DATA SUPPLIED:
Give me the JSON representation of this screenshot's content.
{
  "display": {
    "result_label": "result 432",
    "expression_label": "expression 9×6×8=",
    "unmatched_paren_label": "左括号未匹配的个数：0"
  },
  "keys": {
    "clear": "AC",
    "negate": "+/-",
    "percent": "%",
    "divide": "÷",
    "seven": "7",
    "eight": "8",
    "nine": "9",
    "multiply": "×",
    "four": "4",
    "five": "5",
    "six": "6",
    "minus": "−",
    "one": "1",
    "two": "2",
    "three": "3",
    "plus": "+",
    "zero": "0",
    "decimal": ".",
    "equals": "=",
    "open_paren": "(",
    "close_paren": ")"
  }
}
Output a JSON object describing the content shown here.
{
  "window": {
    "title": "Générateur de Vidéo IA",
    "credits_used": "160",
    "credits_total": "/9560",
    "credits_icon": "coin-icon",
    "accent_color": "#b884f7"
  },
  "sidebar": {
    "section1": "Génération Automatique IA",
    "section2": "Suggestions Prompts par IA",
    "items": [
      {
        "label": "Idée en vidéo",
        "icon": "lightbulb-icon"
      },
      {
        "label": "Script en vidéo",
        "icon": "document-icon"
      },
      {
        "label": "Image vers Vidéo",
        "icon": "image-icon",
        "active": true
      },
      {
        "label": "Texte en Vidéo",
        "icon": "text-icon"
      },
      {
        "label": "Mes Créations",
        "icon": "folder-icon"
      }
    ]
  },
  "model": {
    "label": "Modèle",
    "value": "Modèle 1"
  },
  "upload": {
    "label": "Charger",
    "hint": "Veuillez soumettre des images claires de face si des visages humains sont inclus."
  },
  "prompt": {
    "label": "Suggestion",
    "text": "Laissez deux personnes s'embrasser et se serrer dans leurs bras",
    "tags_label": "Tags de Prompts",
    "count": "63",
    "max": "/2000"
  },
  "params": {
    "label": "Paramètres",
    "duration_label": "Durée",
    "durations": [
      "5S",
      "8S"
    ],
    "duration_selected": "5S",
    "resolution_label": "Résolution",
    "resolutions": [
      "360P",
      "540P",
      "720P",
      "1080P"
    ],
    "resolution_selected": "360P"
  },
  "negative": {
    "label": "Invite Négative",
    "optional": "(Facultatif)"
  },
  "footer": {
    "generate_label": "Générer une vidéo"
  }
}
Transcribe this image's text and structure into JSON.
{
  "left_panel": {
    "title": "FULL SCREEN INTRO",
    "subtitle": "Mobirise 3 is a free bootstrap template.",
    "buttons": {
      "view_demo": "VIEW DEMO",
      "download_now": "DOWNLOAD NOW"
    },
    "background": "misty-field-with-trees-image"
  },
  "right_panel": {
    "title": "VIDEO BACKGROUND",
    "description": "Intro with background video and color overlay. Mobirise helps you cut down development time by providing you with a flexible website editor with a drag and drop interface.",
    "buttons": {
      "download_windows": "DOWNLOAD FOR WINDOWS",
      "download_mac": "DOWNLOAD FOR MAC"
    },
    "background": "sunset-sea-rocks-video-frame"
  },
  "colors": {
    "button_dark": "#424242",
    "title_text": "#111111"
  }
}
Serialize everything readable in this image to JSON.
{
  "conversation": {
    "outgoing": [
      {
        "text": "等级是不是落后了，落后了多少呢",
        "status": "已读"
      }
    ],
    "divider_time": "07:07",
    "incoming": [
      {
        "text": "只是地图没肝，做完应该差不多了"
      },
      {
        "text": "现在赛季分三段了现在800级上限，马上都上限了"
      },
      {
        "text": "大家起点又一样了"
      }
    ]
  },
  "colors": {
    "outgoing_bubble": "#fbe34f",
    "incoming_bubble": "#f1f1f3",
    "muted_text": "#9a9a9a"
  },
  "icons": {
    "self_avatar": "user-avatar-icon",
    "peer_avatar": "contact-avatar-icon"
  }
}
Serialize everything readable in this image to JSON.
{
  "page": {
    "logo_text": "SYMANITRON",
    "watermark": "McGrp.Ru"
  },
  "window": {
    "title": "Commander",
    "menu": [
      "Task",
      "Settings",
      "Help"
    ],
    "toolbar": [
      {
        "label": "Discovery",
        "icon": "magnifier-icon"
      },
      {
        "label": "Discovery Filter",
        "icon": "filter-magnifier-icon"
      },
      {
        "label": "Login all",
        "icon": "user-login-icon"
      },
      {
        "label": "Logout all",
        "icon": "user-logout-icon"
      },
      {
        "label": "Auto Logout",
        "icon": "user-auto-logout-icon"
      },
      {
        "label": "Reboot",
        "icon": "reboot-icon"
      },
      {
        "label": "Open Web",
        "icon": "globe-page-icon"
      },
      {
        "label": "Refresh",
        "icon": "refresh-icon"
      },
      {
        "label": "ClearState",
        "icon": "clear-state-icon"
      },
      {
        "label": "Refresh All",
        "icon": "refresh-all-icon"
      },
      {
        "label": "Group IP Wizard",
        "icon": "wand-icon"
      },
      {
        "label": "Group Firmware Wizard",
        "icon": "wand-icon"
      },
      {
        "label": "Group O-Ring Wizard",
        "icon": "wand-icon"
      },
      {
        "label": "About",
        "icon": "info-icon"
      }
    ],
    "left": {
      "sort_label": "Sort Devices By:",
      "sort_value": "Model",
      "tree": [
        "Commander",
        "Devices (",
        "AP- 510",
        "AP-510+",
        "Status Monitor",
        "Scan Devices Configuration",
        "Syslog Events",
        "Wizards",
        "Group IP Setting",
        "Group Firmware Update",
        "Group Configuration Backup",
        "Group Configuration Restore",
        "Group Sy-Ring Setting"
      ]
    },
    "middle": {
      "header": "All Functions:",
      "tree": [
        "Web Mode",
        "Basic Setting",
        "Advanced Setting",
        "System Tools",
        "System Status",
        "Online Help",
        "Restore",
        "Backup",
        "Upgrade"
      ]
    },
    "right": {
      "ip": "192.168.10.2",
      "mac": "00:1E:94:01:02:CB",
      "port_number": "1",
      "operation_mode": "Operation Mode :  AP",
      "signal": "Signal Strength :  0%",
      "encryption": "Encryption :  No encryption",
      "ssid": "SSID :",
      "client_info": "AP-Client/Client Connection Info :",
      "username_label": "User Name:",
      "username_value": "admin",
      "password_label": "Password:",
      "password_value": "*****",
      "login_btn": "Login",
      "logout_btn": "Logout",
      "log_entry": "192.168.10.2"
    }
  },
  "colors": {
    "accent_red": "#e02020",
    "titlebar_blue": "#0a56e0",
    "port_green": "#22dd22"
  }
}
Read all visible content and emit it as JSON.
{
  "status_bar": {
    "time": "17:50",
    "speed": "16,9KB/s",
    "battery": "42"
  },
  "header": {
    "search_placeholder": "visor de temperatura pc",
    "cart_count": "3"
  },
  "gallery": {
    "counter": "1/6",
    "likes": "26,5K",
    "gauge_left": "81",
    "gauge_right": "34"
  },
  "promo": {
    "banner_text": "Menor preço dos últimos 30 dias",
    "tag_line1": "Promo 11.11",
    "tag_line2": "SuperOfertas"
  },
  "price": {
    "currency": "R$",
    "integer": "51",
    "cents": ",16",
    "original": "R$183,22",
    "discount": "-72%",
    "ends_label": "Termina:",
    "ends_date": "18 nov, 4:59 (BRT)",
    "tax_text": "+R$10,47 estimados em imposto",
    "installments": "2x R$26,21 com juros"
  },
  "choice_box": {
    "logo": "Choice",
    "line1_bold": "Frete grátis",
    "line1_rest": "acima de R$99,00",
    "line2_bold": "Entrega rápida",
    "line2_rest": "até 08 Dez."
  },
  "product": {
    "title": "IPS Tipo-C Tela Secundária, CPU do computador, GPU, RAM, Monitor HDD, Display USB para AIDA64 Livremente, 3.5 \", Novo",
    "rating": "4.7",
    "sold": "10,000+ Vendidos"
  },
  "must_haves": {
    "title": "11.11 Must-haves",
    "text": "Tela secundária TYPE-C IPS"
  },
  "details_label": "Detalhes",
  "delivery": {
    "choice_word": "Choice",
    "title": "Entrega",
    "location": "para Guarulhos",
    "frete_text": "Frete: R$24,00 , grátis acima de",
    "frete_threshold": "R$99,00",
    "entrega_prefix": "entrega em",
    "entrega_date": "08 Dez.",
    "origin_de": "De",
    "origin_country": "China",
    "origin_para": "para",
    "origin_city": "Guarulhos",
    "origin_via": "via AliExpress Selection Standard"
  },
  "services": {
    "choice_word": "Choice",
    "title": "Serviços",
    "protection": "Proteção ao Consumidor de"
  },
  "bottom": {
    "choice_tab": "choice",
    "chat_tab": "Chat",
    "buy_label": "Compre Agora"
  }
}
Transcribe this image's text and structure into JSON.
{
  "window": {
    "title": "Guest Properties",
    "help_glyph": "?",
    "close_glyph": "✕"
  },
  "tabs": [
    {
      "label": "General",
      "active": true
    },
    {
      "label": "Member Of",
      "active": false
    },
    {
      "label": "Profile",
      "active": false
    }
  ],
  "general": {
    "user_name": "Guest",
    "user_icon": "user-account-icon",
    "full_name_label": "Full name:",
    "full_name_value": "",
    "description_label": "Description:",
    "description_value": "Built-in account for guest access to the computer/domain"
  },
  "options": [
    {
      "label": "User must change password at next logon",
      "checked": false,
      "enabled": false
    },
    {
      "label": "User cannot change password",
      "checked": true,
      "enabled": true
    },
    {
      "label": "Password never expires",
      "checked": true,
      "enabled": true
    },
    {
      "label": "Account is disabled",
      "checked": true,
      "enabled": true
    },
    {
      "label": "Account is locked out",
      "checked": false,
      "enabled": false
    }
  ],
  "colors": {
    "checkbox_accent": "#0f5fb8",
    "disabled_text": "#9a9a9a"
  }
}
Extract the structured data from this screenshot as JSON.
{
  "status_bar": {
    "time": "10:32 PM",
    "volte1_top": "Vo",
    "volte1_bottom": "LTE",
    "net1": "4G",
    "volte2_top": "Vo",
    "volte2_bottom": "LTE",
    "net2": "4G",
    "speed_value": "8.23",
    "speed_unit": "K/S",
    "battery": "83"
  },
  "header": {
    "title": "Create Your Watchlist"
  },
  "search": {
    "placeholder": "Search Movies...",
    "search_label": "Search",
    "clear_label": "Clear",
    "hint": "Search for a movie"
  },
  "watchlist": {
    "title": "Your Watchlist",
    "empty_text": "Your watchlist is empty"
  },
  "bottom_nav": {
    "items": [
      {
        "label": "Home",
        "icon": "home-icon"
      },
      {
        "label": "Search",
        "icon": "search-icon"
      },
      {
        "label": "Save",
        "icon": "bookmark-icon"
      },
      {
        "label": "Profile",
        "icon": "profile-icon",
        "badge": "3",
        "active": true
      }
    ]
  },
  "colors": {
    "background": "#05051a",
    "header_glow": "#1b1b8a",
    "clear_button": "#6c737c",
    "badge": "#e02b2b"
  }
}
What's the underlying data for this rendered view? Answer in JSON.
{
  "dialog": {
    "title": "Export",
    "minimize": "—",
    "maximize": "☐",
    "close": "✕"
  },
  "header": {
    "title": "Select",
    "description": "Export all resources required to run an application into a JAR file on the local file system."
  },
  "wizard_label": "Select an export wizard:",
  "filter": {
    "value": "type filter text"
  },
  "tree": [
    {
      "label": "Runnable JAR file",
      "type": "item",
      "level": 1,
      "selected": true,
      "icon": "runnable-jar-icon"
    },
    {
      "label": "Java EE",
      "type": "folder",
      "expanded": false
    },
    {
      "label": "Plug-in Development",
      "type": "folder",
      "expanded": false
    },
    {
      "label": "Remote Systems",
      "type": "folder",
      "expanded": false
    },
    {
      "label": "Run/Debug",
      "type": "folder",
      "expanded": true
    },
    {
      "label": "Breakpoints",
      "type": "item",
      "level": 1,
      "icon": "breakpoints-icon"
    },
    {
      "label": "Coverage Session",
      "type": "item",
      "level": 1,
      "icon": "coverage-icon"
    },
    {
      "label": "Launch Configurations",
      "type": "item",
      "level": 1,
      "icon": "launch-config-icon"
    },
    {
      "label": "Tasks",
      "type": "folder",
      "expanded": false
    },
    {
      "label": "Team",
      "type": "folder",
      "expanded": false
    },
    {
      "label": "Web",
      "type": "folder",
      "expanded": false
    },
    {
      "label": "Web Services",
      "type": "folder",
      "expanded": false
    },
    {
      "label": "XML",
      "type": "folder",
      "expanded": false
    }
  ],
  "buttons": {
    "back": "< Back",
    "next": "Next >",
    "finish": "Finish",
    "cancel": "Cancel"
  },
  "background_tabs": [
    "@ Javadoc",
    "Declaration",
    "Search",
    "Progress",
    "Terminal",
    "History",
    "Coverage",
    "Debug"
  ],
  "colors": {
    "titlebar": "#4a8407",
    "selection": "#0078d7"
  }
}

SET EXERCISE: Gather each line of the listing that holds the string "DOWNLOAD".

PROBLEM SOLUTION:
      "download_now": "DOWNLOAD NOW"
      "download_windows": "DOWNLOAD FOR WINDOWS",
      "download_mac": "DOWNLOAD FOR MAC"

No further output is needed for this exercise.